Saved data entries:
-- Begin --

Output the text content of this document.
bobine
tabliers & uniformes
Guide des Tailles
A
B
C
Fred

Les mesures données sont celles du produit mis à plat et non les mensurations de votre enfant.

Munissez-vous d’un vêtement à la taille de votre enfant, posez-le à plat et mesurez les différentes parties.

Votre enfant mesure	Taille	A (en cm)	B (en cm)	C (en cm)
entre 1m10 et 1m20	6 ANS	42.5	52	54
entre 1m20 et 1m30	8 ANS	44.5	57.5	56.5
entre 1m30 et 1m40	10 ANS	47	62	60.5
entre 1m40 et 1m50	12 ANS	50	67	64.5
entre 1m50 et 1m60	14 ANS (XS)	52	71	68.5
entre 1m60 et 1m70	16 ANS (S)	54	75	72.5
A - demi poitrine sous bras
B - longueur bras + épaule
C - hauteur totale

-- End --
-- Begin --

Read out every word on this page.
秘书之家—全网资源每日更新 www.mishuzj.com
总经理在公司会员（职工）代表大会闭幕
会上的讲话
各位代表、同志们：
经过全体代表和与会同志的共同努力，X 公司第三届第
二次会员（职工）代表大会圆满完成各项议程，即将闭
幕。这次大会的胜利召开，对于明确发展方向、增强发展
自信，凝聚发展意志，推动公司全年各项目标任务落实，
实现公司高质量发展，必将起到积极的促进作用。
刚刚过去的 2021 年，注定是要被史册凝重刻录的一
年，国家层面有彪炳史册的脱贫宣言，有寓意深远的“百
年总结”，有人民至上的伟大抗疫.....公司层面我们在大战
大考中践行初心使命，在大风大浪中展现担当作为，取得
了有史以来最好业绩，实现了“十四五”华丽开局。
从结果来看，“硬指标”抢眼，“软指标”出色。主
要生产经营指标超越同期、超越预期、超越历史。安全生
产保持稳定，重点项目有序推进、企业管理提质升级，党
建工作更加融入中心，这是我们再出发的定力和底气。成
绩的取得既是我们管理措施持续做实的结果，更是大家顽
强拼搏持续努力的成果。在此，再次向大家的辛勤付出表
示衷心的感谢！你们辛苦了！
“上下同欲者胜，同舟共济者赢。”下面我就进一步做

-- End --

What the task asks: Return every line holding the word "plat" from the records.

Exercise solution:
Les mesures données sont celles du produit mis à plat et non les mensurations de votre enfant.
Munissez-vous d’un vêtement à la taille de votre enfant, posez-le à plat et mesurez les différentes parties.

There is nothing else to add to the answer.